**Information given**
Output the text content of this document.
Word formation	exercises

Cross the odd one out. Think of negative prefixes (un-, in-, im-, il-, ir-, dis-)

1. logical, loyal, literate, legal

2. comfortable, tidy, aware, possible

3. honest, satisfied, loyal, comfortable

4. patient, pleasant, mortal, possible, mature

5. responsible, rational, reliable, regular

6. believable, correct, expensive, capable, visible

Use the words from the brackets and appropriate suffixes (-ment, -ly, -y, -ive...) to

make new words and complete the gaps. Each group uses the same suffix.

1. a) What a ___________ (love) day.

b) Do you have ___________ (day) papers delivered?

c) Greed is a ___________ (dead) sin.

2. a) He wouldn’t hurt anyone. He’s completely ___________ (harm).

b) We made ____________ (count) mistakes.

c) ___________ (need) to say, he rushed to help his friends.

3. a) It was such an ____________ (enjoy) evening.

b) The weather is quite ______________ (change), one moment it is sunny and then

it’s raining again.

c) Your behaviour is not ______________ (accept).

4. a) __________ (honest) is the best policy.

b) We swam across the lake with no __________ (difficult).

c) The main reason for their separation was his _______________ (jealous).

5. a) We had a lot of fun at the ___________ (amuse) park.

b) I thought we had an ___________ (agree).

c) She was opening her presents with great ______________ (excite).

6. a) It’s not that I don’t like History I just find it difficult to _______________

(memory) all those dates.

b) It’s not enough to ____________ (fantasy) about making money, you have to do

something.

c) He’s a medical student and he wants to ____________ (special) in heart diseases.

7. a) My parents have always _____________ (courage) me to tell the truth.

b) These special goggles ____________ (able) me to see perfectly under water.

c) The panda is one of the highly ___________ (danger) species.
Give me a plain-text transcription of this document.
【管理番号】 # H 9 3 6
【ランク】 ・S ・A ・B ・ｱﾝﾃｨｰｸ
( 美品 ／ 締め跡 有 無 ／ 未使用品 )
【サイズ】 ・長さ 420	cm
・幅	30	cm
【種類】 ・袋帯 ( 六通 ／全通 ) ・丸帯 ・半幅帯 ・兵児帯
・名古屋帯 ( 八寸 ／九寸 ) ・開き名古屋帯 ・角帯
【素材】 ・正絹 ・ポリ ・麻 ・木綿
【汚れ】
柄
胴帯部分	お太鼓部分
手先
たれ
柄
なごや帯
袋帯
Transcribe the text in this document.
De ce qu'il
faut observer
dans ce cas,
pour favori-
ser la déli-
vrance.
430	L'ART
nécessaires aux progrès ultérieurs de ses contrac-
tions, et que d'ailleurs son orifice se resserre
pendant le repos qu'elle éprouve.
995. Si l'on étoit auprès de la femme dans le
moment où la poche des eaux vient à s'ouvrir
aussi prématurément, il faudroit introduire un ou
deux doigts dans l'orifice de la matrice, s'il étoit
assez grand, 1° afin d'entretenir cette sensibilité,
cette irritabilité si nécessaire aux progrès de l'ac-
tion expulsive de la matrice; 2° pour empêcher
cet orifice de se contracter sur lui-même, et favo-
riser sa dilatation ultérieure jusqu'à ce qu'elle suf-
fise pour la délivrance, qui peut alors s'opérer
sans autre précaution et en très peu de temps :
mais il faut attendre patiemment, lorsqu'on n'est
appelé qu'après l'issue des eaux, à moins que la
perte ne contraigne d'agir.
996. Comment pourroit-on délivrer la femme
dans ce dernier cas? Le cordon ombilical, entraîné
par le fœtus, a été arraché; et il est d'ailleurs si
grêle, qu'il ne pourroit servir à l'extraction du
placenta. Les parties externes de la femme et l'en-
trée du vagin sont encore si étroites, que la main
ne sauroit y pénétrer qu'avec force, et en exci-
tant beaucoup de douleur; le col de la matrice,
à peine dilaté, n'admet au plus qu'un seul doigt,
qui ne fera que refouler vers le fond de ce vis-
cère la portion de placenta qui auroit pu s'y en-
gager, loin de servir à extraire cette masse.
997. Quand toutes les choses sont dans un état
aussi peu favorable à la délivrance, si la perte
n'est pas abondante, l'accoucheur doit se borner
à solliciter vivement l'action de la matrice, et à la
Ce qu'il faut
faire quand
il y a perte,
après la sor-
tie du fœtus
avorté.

**Objective**
Search the lines for "faut". Copy each line that has it.

**Right answer**
faut observer
mais il faut attendre patiemment, lorsqu'on n'est
Ce qu'il faut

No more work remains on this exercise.